**Task instructions:** Each record below is to be copied word for word, with pictures removed.

─── Data ───

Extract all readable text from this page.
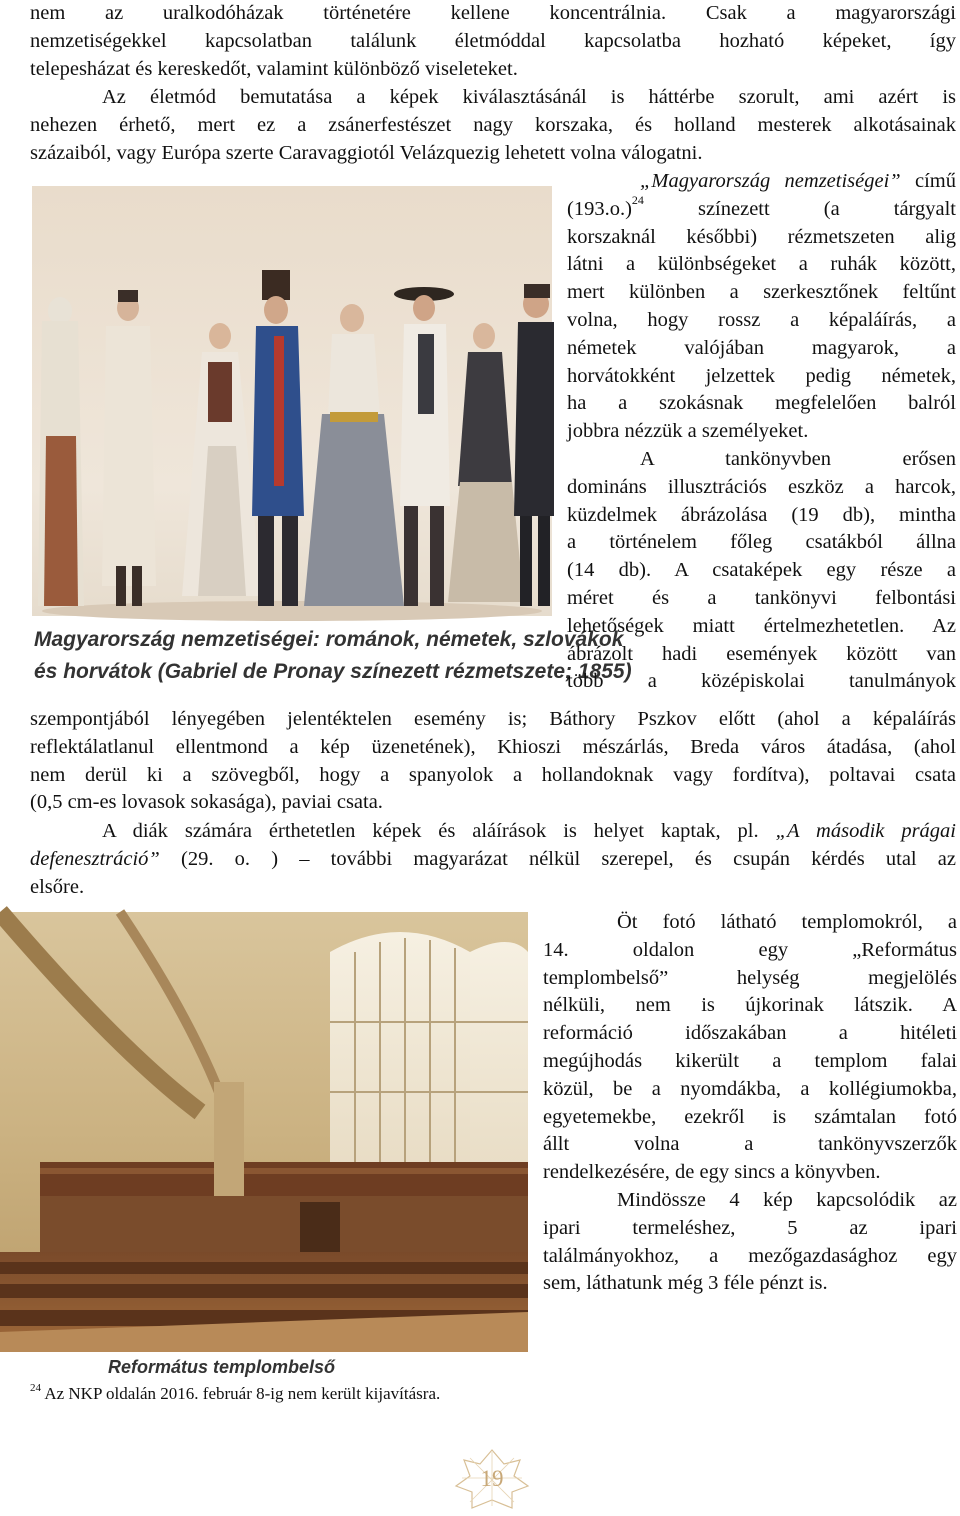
nem az uralkodóházak történetére kellene koncentrálnia. Csak a magyarországi
nemzetiségekkel kapcsolatban találunk életmóddal kapcsolatba hozható képeket, így
telepesházat és kereskedőt, valamint különböző viseleteket.
Az életmód bemutatása a képek kiválasztásánál is háttérbe szorult, ami azért is
nehezen érhető, mert ez a zsánerfestészet nagy korszaka, és holland mesterek alkotásainak
százaiból, vagy Európa szerte Caravaggiotól Velázquezig lehetett volna válogatni.
Magyarország nemzetiségei: románok, németek, szlovákok
és horvátok (Gabriel de Pronay színezett rézmetszete; 1855)
„Magyarország nemzetiségei” című
$(193.o.)^{24}$	színezett (a tárgyalt
korszaknál későbbi) rézmetszeten alig
látni a különbségeket a ruhák között,
mert különben a szerkesztőnek feltűnt
volna, hogy rossz a képaláírás, a
németek valójában magyarok, a
horvátokként jelzettek pedig németek,
ha a szokásnak megfelelően balról
jobbra nézzük a személyeket.
A tankönyvben erősen
domináns illusztrációs eszköz a harcok,
küzdelmek ábrázolása (19 db), mintha
a történelem főleg csatákból állna
(14 db). A csataképek egy része a
méret és a tankönyvi felbontási
lehetőségek miatt értelmezhetetlen. Az
ábrázolt hadi események között van
több a középiskolai tanulmányok
szempontjából lényegében jelentéktelen esemény is; Báthory Pszkov előtt (ahol a képaláírás
reflektálatlanul ellentmond a kép üzenetének), Khioszi mészárlás, Breda város átadása, (ahol
nem derül ki a szövegből, hogy a spanyolok a hollandoknak vagy fordítva), poltavai csata
(0,5 cm-es lovasok sokasága), paviai csata.
A diák számára érthetetlen képek és aláírások is helyet kaptak, pl. „A második prágai
defenesztráció” (29. o. ) – további magyarázat nélkül szerepel, és csupán kérdés utal az
elsőre.
Református templombelső
Öt fotó látható templomokról, a
14. oldalon egy „Református
templombelső” helység megjelölés
nélküli, nem is újkorinak látszik. A
reformáció időszakában a hitéleti
megújhodás kikerült a templom falai
közül, be a nyomdákba, a kollégiumokba,
egyetemekbe, ezekről is számtalan fotó
állt volna a tankönyvszerzők
rendelkezésére, de egy sincs a könyvben.
Mindössze 4 kép kapcsolódik az
ipari termeléshez, 5 az ipari
találmányokhoz, a mezőgazdasághoz egy
sem, láthatunk még 3 féle pénzt is.
$^{24}$ Az NKP oldalán 2016. február 8-ig nem került kijavításra.
19
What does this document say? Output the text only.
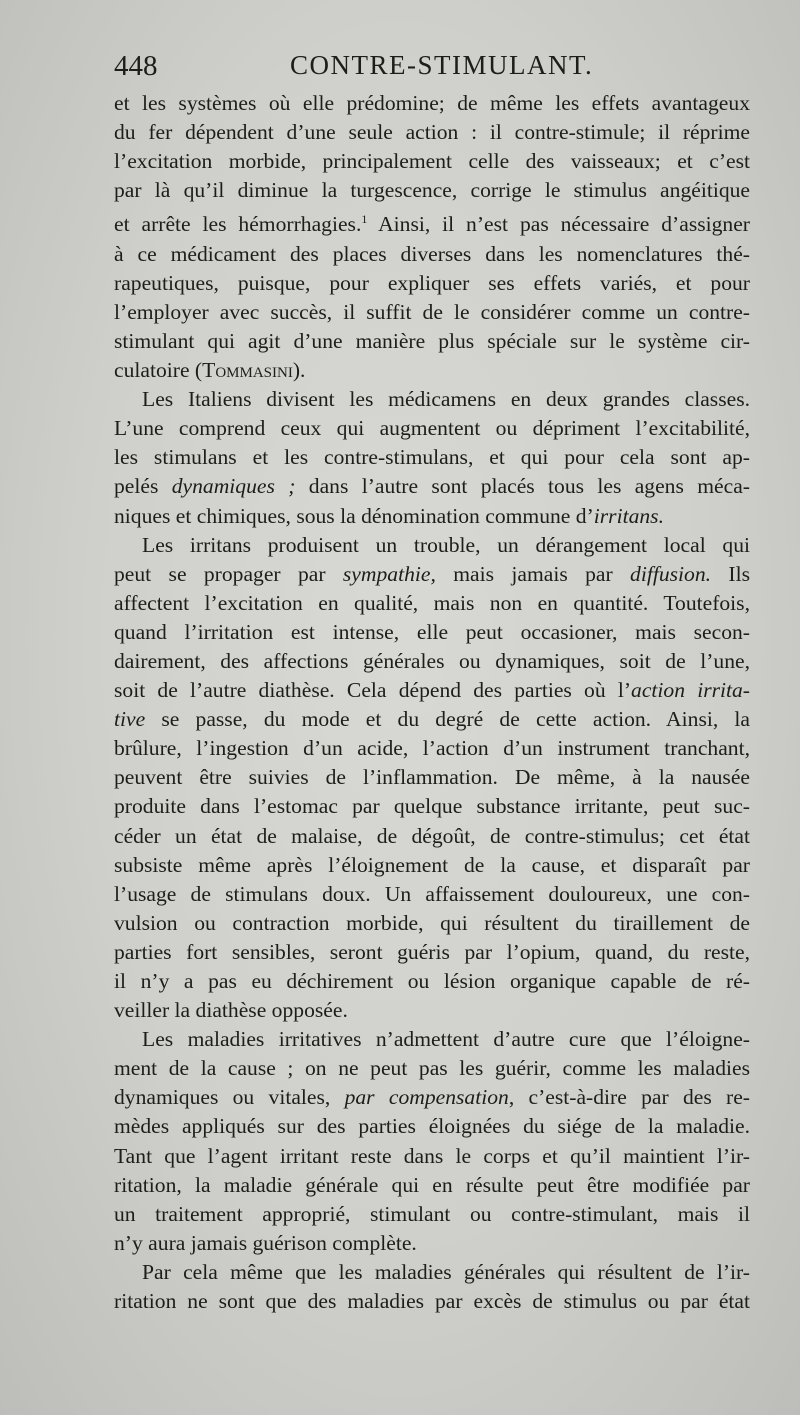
448	CONTRE-STIMULANT.

et les systèmes où elle prédomine; de même les effets avantageux
du fer dépendent d’une seule action : il contre-stimule; il réprime
l’excitation morbide, principalement celle des vaisseaux; et c’est
par là qu’il diminue la turgescence, corrige le stimulus angéitique
et arrête les hémorrhagies.$^1$ Ainsi, il n’est pas nécessaire d’assigner
à ce médicament des places diverses dans les nomenclatures thé-
rapeutiques, puisque, pour expliquer ses effets variés, et pour
l’employer avec succès, il suffit de le considérer comme un contre-
stimulant qui agit d’une manière plus spéciale sur le système cir-
culatoire (Tommasini).

Les Italiens divisent les médicamens en deux grandes classes.
L’une comprend ceux qui augmentent ou dépriment l’excitabilité,
les stimulans et les contre-stimulans, et qui pour cela sont ap-
pelés dynamiques ; dans l’autre sont placés tous les agens méca-
niques et chimiques, sous la dénomination commune d’irritans.

Les irritans produisent un trouble, un dérangement local qui
peut se propager par sympathie, mais jamais par diffusion. Ils
affectent l’excitation en qualité, mais non en quantité. Toutefois,
quand l’irritation est intense, elle peut occasioner, mais secon-
dairement, des affections générales ou dynamiques, soit de l’une,
soit de l’autre diathèse. Cela dépend des parties où l’action irrita-
tive se passe, du mode et du degré de cette action. Ainsi, la
brûlure, l’ingestion d’un acide, l’action d’un instrument tranchant,
peuvent être suivies de l’inflammation. De même, à la nausée
produite dans l’estomac par quelque substance irritante, peut suc-
céder un état de malaise, de dégoût, de contre-stimulus; cet état
subsiste même après l’éloignement de la cause, et disparaît par
l’usage de stimulans doux. Un affaissement douloureux, une con-
vulsion ou contraction morbide, qui résultent du tiraillement de
parties fort sensibles, seront guéris par l’opium, quand, du reste,
il n’y a pas eu déchirement ou lésion organique capable de ré-
veiller la diathèse opposée.

Les maladies irritatives n’admettent d’autre cure que l’éloigne-
ment de la cause ; on ne peut pas les guérir, comme les maladies
dynamiques ou vitales, par compensation, c’est-à-dire par des re-
mèdes appliqués sur des parties éloignées du siége de la maladie.
Tant que l’agent irritant reste dans le corps et qu’il maintient l’ir-
ritation, la maladie générale qui en résulte peut être modifiée par
un traitement approprié, stimulant ou contre-stimulant, mais il
n’y aura jamais guérison complète.

Par cela même que les maladies générales qui résultent de l’ir-
ritation ne sont que des maladies par excès de stimulus ou par état
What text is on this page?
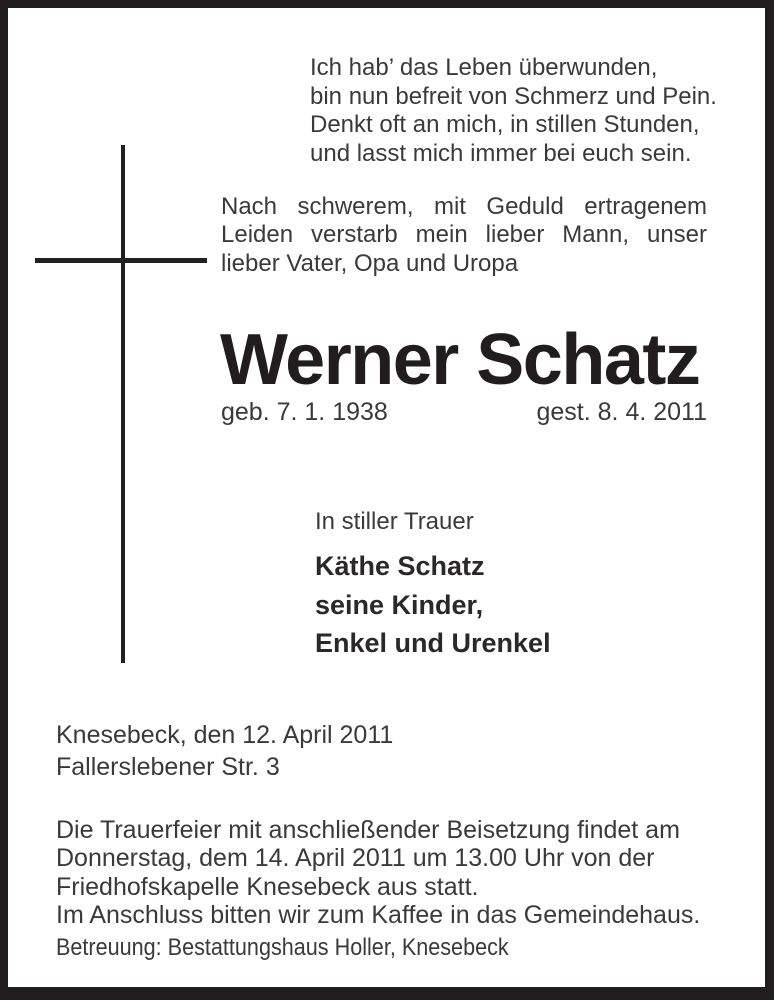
Ich hab’ das Leben überwunden,
bin nun befreit von Schmerz und Pein.
Denkt oft an mich, in stillen Stunden,
und lasst mich immer bei euch sein.
Nach schwerem, mit Geduld ertragenem
Leiden verstarb mein lieber Mann, unser
lieber Vater, Opa und Uropa
Werner Schatz
geb. 7. 1. 1938	gest. 8. 4. 2011
In stiller Trauer
Käthe Schatz
seine Kinder,
Enkel und Urenkel
Knesebeck, den 12. April 2011
Fallerslebener Str. 3
Die Trauerfeier mit anschließender Beisetzung findet am
Donnerstag, dem 14. April 2011 um 13.00 Uhr von der
Friedhofskapelle Knesebeck aus statt.
Im Anschluss bitten wir zum Kaffee in das Gemeindehaus.
Betreuung: Bestattungshaus Holler, Knesebeck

───

**Exercise answer:**
Extract all readable text from this page.
nem az uralkodóházak történetére kellene koncentrálnia. Csak a magyarországi
nemzetiségekkel kapcsolatban találunk életmóddal kapcsolatba hozható képeket, így
telepesházat és kereskedőt, valamint különböző viseleteket.
Az életmód bemutatása a képek kiválasztásánál is háttérbe szorult, ami azért is
nehezen érhető, mert ez a zsánerfestészet nagy korszaka, és holland mesterek alkotásainak
százaiból, vagy Európa szerte Caravaggiotól Velázquezig lehetett volna válogatni.
Magyarország nemzetiségei: románok, németek, szlovákok
és horvátok (Gabriel de Pronay színezett rézmetszete; 1855)
„Magyarország nemzetiségei” című
$(193.o.)^{24}$	színezett (a tárgyalt
korszaknál későbbi) rézmetszeten alig
látni a különbségeket a ruhák között,
mert különben a szerkesztőnek feltűnt
volna, hogy rossz a képaláírás, a
németek valójában magyarok, a
horvátokként jelzettek pedig németek,
ha a szokásnak megfelelően balról
jobbra nézzük a személyeket.
A tankönyvben erősen
domináns illusztrációs eszköz a harcok,
küzdelmek ábrázolása (19 db), mintha
a történelem főleg csatákból állna
(14 db). A csataképek egy része a
méret és a tankönyvi felbontási
lehetőségek miatt értelmezhetetlen. Az
ábrázolt hadi események között van
több a középiskolai tanulmányok
szempontjából lényegében jelentéktelen esemény is; Báthory Pszkov előtt (ahol a képaláírás
reflektálatlanul ellentmond a kép üzenetének), Khioszi mészárlás, Breda város átadása, (ahol
nem derül ki a szövegből, hogy a spanyolok a hollandoknak vagy fordítva), poltavai csata
(0,5 cm-es lovasok sokasága), paviai csata.
A diák számára érthetetlen képek és aláírások is helyet kaptak, pl. „A második prágai
defenesztráció” (29. o. ) – további magyarázat nélkül szerepel, és csupán kérdés utal az
elsőre.
Református templombelső
Öt fotó látható templomokról, a
14. oldalon egy „Református
templombelső” helység megjelölés
nélküli, nem is újkorinak látszik. A
reformáció időszakában a hitéleti
megújhodás kikerült a templom falai
közül, be a nyomdákba, a kollégiumokba,
egyetemekbe, ezekről is számtalan fotó
állt volna a tankönyvszerzők
rendelkezésére, de egy sincs a könyvben.
Mindössze 4 kép kapcsolódik az
ipari termeléshez, 5 az ipari
találmányokhoz, a mezőgazdasághoz egy
sem, láthatunk még 3 féle pénzt is.
$^{24}$ Az NKP oldalán 2016. február 8-ig nem került kijavításra.
19
What does this document say? Output the text only.
448	CONTRE-STIMULANT.

et les systèmes où elle prédomine; de même les effets avantageux
du fer dépendent d’une seule action : il contre-stimule; il réprime
l’excitation morbide, principalement celle des vaisseaux; et c’est
par là qu’il diminue la turgescence, corrige le stimulus angéitique
et arrête les hémorrhagies.$^1$ Ainsi, il n’est pas nécessaire d’assigner
à ce médicament des places diverses dans les nomenclatures thé-
rapeutiques, puisque, pour expliquer ses effets variés, et pour
l’employer avec succès, il suffit de le considérer comme un contre-
stimulant qui agit d’une manière plus spéciale sur le système cir-
culatoire (Tommasini).

Les Italiens divisent les médicamens en deux grandes classes.
L’une comprend ceux qui augmentent ou dépriment l’excitabilité,
les stimulans et les contre-stimulans, et qui pour cela sont ap-
pelés dynamiques ; dans l’autre sont placés tous les agens méca-
niques et chimiques, sous la dénomination commune d’irritans.

Les irritans produisent un trouble, un dérangement local qui
peut se propager par sympathie, mais jamais par diffusion. Ils
affectent l’excitation en qualité, mais non en quantité. Toutefois,
quand l’irritation est intense, elle peut occasioner, mais secon-
dairement, des affections générales ou dynamiques, soit de l’une,
soit de l’autre diathèse. Cela dépend des parties où l’action irrita-
tive se passe, du mode et du degré de cette action. Ainsi, la
brûlure, l’ingestion d’un acide, l’action d’un instrument tranchant,
peuvent être suivies de l’inflammation. De même, à la nausée
produite dans l’estomac par quelque substance irritante, peut suc-
céder un état de malaise, de dégoût, de contre-stimulus; cet état
subsiste même après l’éloignement de la cause, et disparaît par
l’usage de stimulans doux. Un affaissement douloureux, une con-
vulsion ou contraction morbide, qui résultent du tiraillement de
parties fort sensibles, seront guéris par l’opium, quand, du reste,
il n’y a pas eu déchirement ou lésion organique capable de ré-
veiller la diathèse opposée.

Les maladies irritatives n’admettent d’autre cure que l’éloigne-
ment de la cause ; on ne peut pas les guérir, comme les maladies
dynamiques ou vitales, par compensation, c’est-à-dire par des re-
mèdes appliqués sur des parties éloignées du siége de la maladie.
Tant que l’agent irritant reste dans le corps et qu’il maintient l’ir-
ritation, la maladie générale qui en résulte peut être modifiée par
un traitement approprié, stimulant ou contre-stimulant, mais il
n’y aura jamais guérison complète.

Par cela même que les maladies générales qui résultent de l’ir-
ritation ne sont que des maladies par excès de stimulus ou par état
What text is on this page?
Ich hab’ das Leben überwunden,
bin nun befreit von Schmerz und Pein.
Denkt oft an mich, in stillen Stunden,
und lasst mich immer bei euch sein.
Nach schwerem, mit Geduld ertragenem
Leiden verstarb mein lieber Mann, unser
lieber Vater, Opa und Uropa
Werner Schatz
geb. 7. 1. 1938	gest. 8. 4. 2011
In stiller Trauer
Käthe Schatz
seine Kinder,
Enkel und Urenkel
Knesebeck, den 12. April 2011
Fallerslebener Str. 3
Die Trauerfeier mit anschließender Beisetzung findet am
Donnerstag, dem 14. April 2011 um 13.00 Uhr von der
Friedhofskapelle Knesebeck aus statt.
Im Anschluss bitten wir zum Kaffee in das Gemeindehaus.
Betreuung: Bestattungshaus Holler, Knesebeck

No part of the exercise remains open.